> _Do this_
The records below must be copied in full; omit the images.

╭─ Data shown

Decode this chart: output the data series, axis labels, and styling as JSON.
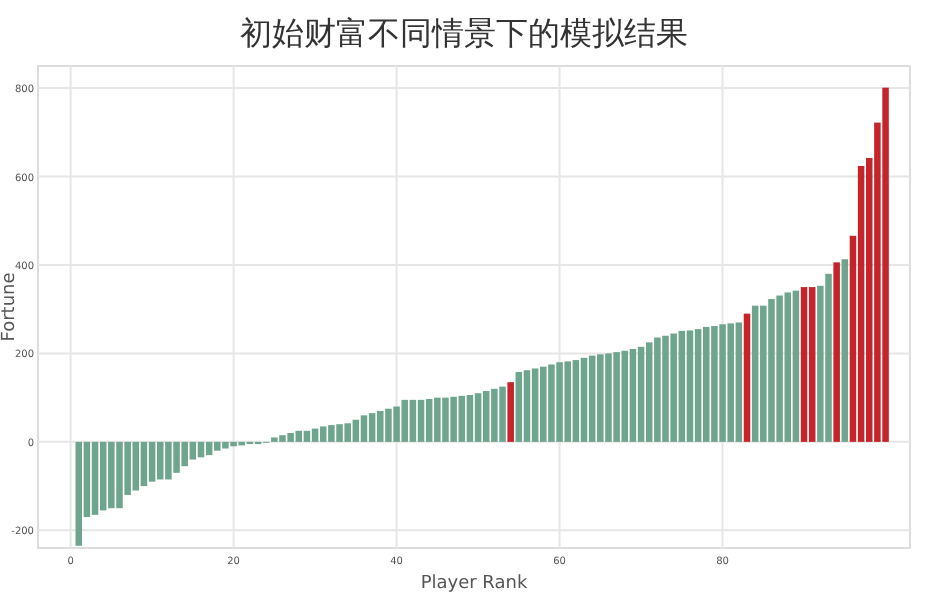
{
  "chart_data": {
    "type": "bar",
    "title": "初始财富不同情景下的模拟结果",
    "xlabel": "Player Rank",
    "ylabel": "Fortune",
    "x": [
      1,
      2,
      3,
      4,
      5,
      6,
      7,
      8,
      9,
      10,
      11,
      12,
      13,
      14,
      15,
      16,
      17,
      18,
      19,
      20,
      21,
      22,
      23,
      24,
      25,
      26,
      27,
      28,
      29,
      30,
      31,
      32,
      33,
      34,
      35,
      36,
      37,
      38,
      39,
      40,
      41,
      42,
      43,
      44,
      45,
      46,
      47,
      48,
      49,
      50,
      51,
      52,
      53,
      54,
      55,
      56,
      57,
      58,
      59,
      60,
      61,
      62,
      63,
      64,
      65,
      66,
      67,
      68,
      69,
      70,
      71,
      72,
      73,
      74,
      75,
      76,
      77,
      78,
      79,
      80,
      81,
      82,
      83,
      84,
      85,
      86,
      87,
      88,
      89,
      90,
      91,
      92,
      93,
      94,
      95,
      96,
      97,
      98,
      99,
      100
    ],
    "values": [
      -235,
      -170,
      -165,
      -155,
      -150,
      -150,
      -120,
      -110,
      -100,
      -90,
      -85,
      -85,
      -70,
      -55,
      -40,
      -35,
      -30,
      -20,
      -15,
      -10,
      -8,
      -5,
      -5,
      -2,
      10,
      15,
      20,
      25,
      25,
      30,
      35,
      38,
      40,
      42,
      50,
      60,
      65,
      70,
      75,
      80,
      95,
      95,
      95,
      97,
      100,
      100,
      102,
      104,
      106,
      110,
      115,
      120,
      125,
      135,
      158,
      162,
      166,
      170,
      175,
      180,
      182,
      185,
      190,
      195,
      198,
      200,
      203,
      206,
      210,
      215,
      225,
      236,
      240,
      245,
      251,
      252,
      255,
      260,
      262,
      266,
      268,
      270,
      290,
      308,
      308,
      323,
      331,
      338,
      342,
      350,
      350,
      353,
      380,
      406,
      413,
      466,
      624,
      642,
      722,
      801
    ],
    "colors": [
      "#6fa58e",
      "#6fa58e",
      "#6fa58e",
      "#6fa58e",
      "#6fa58e",
      "#6fa58e",
      "#6fa58e",
      "#6fa58e",
      "#6fa58e",
      "#6fa58e",
      "#6fa58e",
      "#6fa58e",
      "#6fa58e",
      "#6fa58e",
      "#6fa58e",
      "#6fa58e",
      "#6fa58e",
      "#6fa58e",
      "#6fa58e",
      "#6fa58e",
      "#6fa58e",
      "#6fa58e",
      "#6fa58e",
      "#6fa58e",
      "#6fa58e",
      "#6fa58e",
      "#6fa58e",
      "#6fa58e",
      "#6fa58e",
      "#6fa58e",
      "#6fa58e",
      "#6fa58e",
      "#6fa58e",
      "#6fa58e",
      "#6fa58e",
      "#6fa58e",
      "#6fa58e",
      "#6fa58e",
      "#6fa58e",
      "#6fa58e",
      "#6fa58e",
      "#6fa58e",
      "#6fa58e",
      "#6fa58e",
      "#6fa58e",
      "#6fa58e",
      "#6fa58e",
      "#6fa58e",
      "#6fa58e",
      "#6fa58e",
      "#6fa58e",
      "#6fa58e",
      "#6fa58e",
      "#c4242a",
      "#6fa58e",
      "#6fa58e",
      "#6fa58e",
      "#6fa58e",
      "#6fa58e",
      "#6fa58e",
      "#6fa58e",
      "#6fa58e",
      "#6fa58e",
      "#6fa58e",
      "#6fa58e",
      "#6fa58e",
      "#6fa58e",
      "#6fa58e",
      "#6fa58e",
      "#6fa58e",
      "#6fa58e",
      "#6fa58e",
      "#6fa58e",
      "#6fa58e",
      "#6fa58e",
      "#6fa58e",
      "#6fa58e",
      "#6fa58e",
      "#6fa58e",
      "#6fa58e",
      "#6fa58e",
      "#6fa58e",
      "#c4242a",
      "#6fa58e",
      "#6fa58e",
      "#6fa58e",
      "#6fa58e",
      "#6fa58e",
      "#6fa58e",
      "#c4242a",
      "#c4242a",
      "#6fa58e",
      "#6fa58e",
      "#c4242a",
      "#6fa58e",
      "#c4242a",
      "#c4242a",
      "#c4242a",
      "#c4242a",
      "#c4242a"
    ],
    "xlim": [
      -4,
      103
    ],
    "xticks": [
      0,
      20,
      40,
      60,
      80
    ],
    "ylim": [
      -240,
      850
    ],
    "yticks": [
      -200,
      0,
      200,
      400,
      600,
      800
    ],
    "grid": true
  }
}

╰─

> _Complete response_
Decode this chart: output the data series, axis labels, and styling as JSON.
{
  "chart_data": {
    "type": "bar",
    "title": "初始财富不同情景下的模拟结果",
    "xlabel": "Player Rank",
    "ylabel": "Fortune",
    "x": [
      1,
      2,
      3,
      4,
      5,
      6,
      7,
      8,
      9,
      10,
      11,
      12,
      13,
      14,
      15,
      16,
      17,
      18,
      19,
      20,
      21,
      22,
      23,
      24,
      25,
      26,
      27,
      28,
      29,
      30,
      31,
      32,
      33,
      34,
      35,
      36,
      37,
      38,
      39,
      40,
      41,
      42,
      43,
      44,
      45,
      46,
      47,
      48,
      49,
      50,
      51,
      52,
      53,
      54,
      55,
      56,
      57,
      58,
      59,
      60,
      61,
      62,
      63,
      64,
      65,
      66,
      67,
      68,
      69,
      70,
      71,
      72,
      73,
      74,
      75,
      76,
      77,
      78,
      79,
      80,
      81,
      82,
      83,
      84,
      85,
      86,
      87,
      88,
      89,
      90,
      91,
      92,
      93,
      94,
      95,
      96,
      97,
      98,
      99,
      100
    ],
    "values": [
      -235,
      -170,
      -165,
      -155,
      -150,
      -150,
      -120,
      -110,
      -100,
      -90,
      -85,
      -85,
      -70,
      -55,
      -40,
      -35,
      -30,
      -20,
      -15,
      -10,
      -8,
      -5,
      -5,
      -2,
      10,
      15,
      20,
      25,
      25,
      30,
      35,
      38,
      40,
      42,
      50,
      60,
      65,
      70,
      75,
      80,
      95,
      95,
      95,
      97,
      100,
      100,
      102,
      104,
      106,
      110,
      115,
      120,
      125,
      135,
      158,
      162,
      166,
      170,
      175,
      180,
      182,
      185,
      190,
      195,
      198,
      200,
      203,
      206,
      210,
      215,
      225,
      236,
      240,
      245,
      251,
      252,
      255,
      260,
      262,
      266,
      268,
      270,
      290,
      308,
      308,
      323,
      331,
      338,
      342,
      350,
      350,
      353,
      380,
      406,
      413,
      466,
      624,
      642,
      722,
      801
    ],
    "colors": [
      "#6fa58e",
      "#6fa58e",
      "#6fa58e",
      "#6fa58e",
      "#6fa58e",
      "#6fa58e",
      "#6fa58e",
      "#6fa58e",
      "#6fa58e",
      "#6fa58e",
      "#6fa58e",
      "#6fa58e",
      "#6fa58e",
      "#6fa58e",
      "#6fa58e",
      "#6fa58e",
      "#6fa58e",
      "#6fa58e",
      "#6fa58e",
      "#6fa58e",
      "#6fa58e",
      "#6fa58e",
      "#6fa58e",
      "#6fa58e",
      "#6fa58e",
      "#6fa58e",
      "#6fa58e",
      "#6fa58e",
      "#6fa58e",
      "#6fa58e",
      "#6fa58e",
      "#6fa58e",
      "#6fa58e",
      "#6fa58e",
      "#6fa58e",
      "#6fa58e",
      "#6fa58e",
      "#6fa58e",
      "#6fa58e",
      "#6fa58e",
      "#6fa58e",
      "#6fa58e",
      "#6fa58e",
      "#6fa58e",
      "#6fa58e",
      "#6fa58e",
      "#6fa58e",
      "#6fa58e",
      "#6fa58e",
      "#6fa58e",
      "#6fa58e",
      "#6fa58e",
      "#6fa58e",
      "#c4242a",
      "#6fa58e",
      "#6fa58e",
      "#6fa58e",
      "#6fa58e",
      "#6fa58e",
      "#6fa58e",
      "#6fa58e",
      "#6fa58e",
      "#6fa58e",
      "#6fa58e",
      "#6fa58e",
      "#6fa58e",
      "#6fa58e",
      "#6fa58e",
      "#6fa58e",
      "#6fa58e",
      "#6fa58e",
      "#6fa58e",
      "#6fa58e",
      "#6fa58e",
      "#6fa58e",
      "#6fa58e",
      "#6fa58e",
      "#6fa58e",
      "#6fa58e",
      "#6fa58e",
      "#6fa58e",
      "#6fa58e",
      "#c4242a",
      "#6fa58e",
      "#6fa58e",
      "#6fa58e",
      "#6fa58e",
      "#6fa58e",
      "#6fa58e",
      "#c4242a",
      "#c4242a",
      "#6fa58e",
      "#6fa58e",
      "#c4242a",
      "#6fa58e",
      "#c4242a",
      "#c4242a",
      "#c4242a",
      "#c4242a",
      "#c4242a"
    ],
    "xlim": [
      -4,
      103
    ],
    "xticks": [
      0,
      20,
      40,
      60,
      80
    ],
    "ylim": [
      -240,
      850
    ],
    "yticks": [
      -200,
      0,
      200,
      400,
      600,
      800
    ],
    "grid": true
  }
}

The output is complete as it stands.